Selected extract -
────────────────

Machine Learning Notes(10)-Neural Networks Learning

Neural Networks Learning

Cost Fuction

  1. For a neural network like the pic above, the cost function should be like:
    $$
    J(\theta) = \frac {1}{m} \sum\limits_{i=1}^{m}\sum\limits_{k=1}^{K}
    [-y_k^{(i)} log(h_\theta (x^{(i)})_k) - (1 - y_k^{(i)}) log(1 - h_\theta (x^{(i)})_k)]
    $$
  2. In which there are m training data and the output layer has K units. The cost function will sum all the outputs from all the data.
  3. Similarly, the regularization term just sum up the square of all the parameters from all the layers:
    $$
    \frac {\lambda}{2m}
    \sum\limits_{j=1}^{s^{(l)}}
    \sum\limits_{k=2}^{s^{(l+1)}}
    \sum\limits_{l=1}^{n}
    [(\Theta_{jk}^{(l)})^2]
    $$
  4. Note that you should not be regularizing the terms that correspond to the bias. For the matrices here, this corresponds to the first column of each matrix, so k should start from index 2.

Backpropagation Algorithm

  1. In order to use optimization algorithms like gradient descent, we must calculate the derivative of the cost function. First we should calculate $\delta$ for each layer using backpropagation algorithm. From $layer_l$ to $layer_{l+1}$, we have:
    $$
    \delta^{(output)} = a^{(output)} - y
    \\
    \delta^{(l)} = [\Theta^{(l)}]^T \delta^{(l+1)} .* g’(z^{(l)})
    $$
  2. For sigmoid function, $g’(z) = g(z)(1-g(z))$
  3. Then we have the derivative:
    $$
    \frac {\partial}{\partial \Theta_{ij}^{(l)}} J(\Theta) = a_j^{(l)} \delta_i^{(l+1)} \\
    \Delta^{(l)} = \delta^{(l+1)} (a^{(l)})^T
    $$
  4. Instead of calculate the $\Delta$ for all the training data, we could sum up all the inputs independantly, like:
    $$
    \begin{align}
    & \text{From i = 1 to m, do:} \\
    && \Delta^{(l)} += \delta^{(l+1)} (a^{(l)})^T \\
    & \text{Then we have:} \\
    && \frac {\partial}{\partial \Theta_{ij}^{(l)}} J(\Theta) = \frac {1}{m} \Delta_{ij}^{(l)}
    \end{align}
    $$
    • (This step is the main step for mapreduce, see Large Scale Machine Learning)

────────────────

Recorded information -
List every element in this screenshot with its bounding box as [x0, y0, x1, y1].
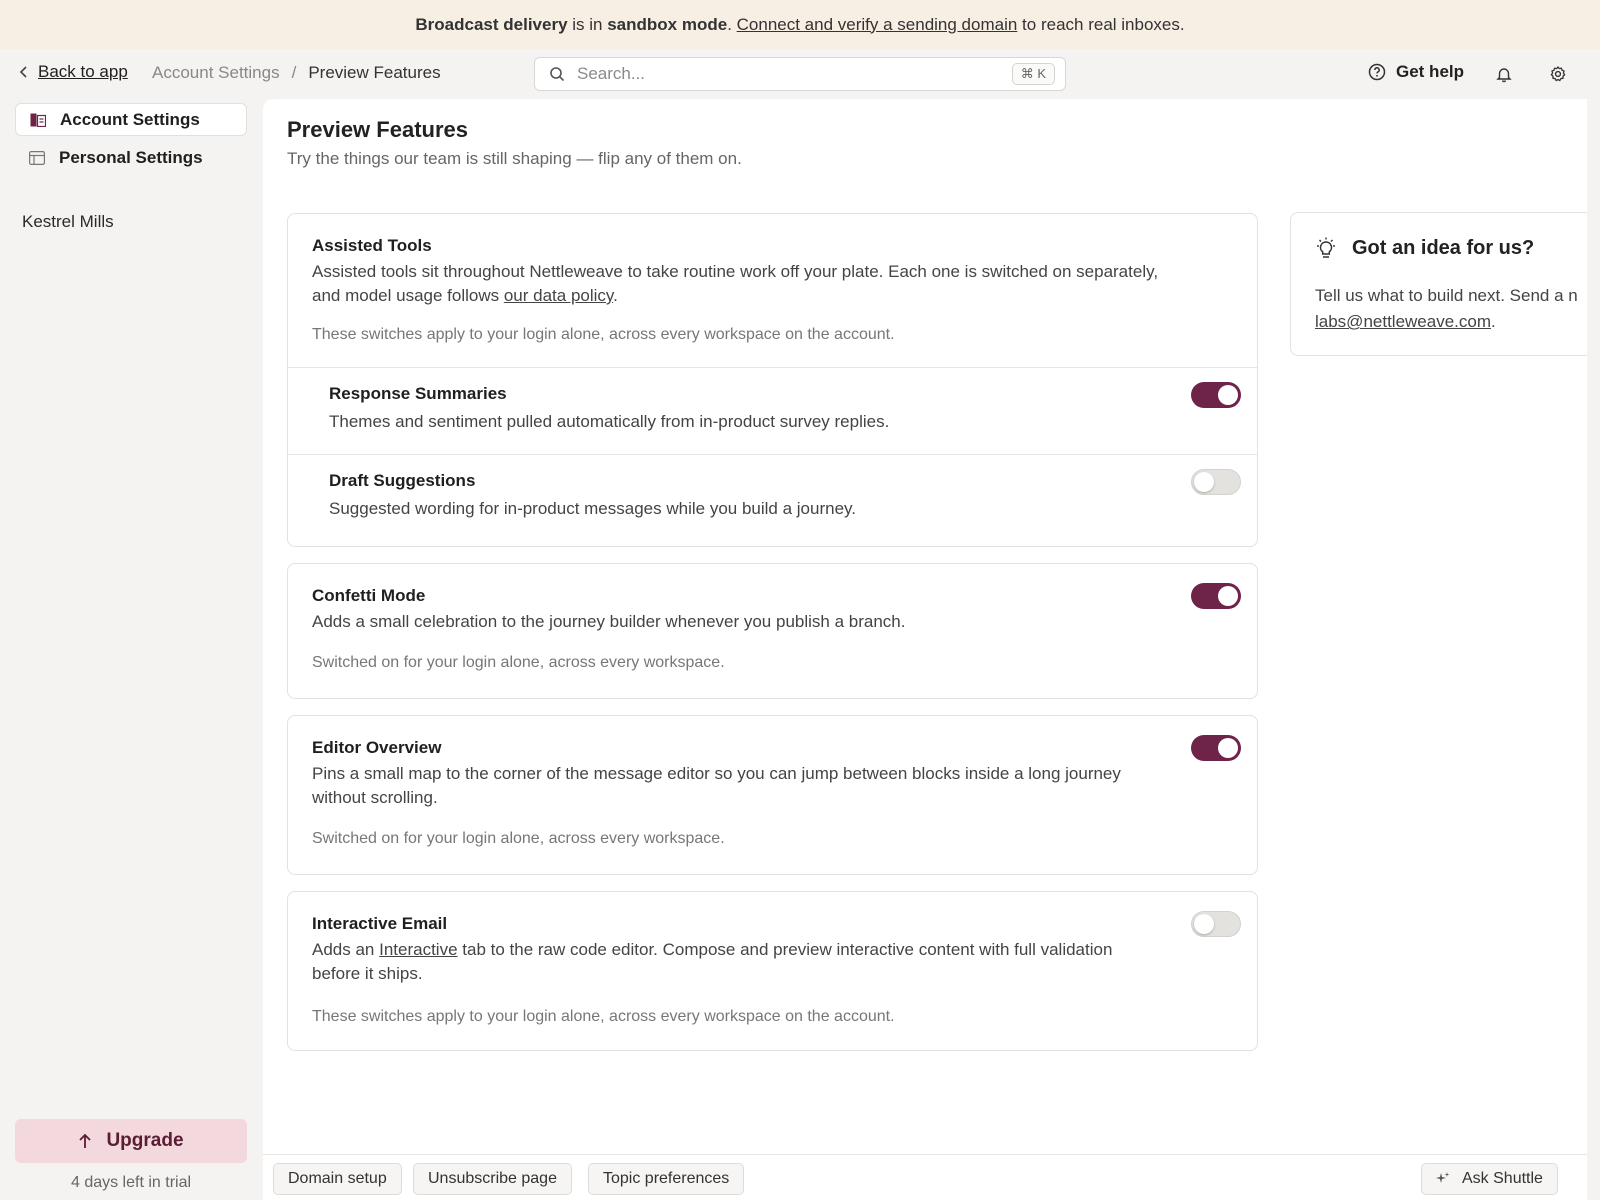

────────────────

Work to complete -
1) From the neural networks learning notes, reproduce the passage from "Cost Fuction" to "all the data.".
2) Translate this sentence from the neural networks learning notes into Spanish: "Note that you should not be regularizing the terms that correspond to the bias."
The material comes from a separate source.

Complete answers -
1)
Cost Fuction

  1. For a neural network like the pic above, the cost function should be like:
    $$
    J(\theta) = \frac {1}{m} \sum\limits_{i=1}^{m}\sum\limits_{k=1}^{K}
    [-y_k^{(i)} log(h_\theta (x^{(i)})_k) - (1 - y_k^{(i)}) log(1 - h_\theta (x^{(i)})_k)]
    $$
  2. In which there are m training data and the output layer has K units. The cost function will sum all the outputs from all the data.

2) Tenga en cuenta que no se deben regularizar los términos que corresponden al sesgo.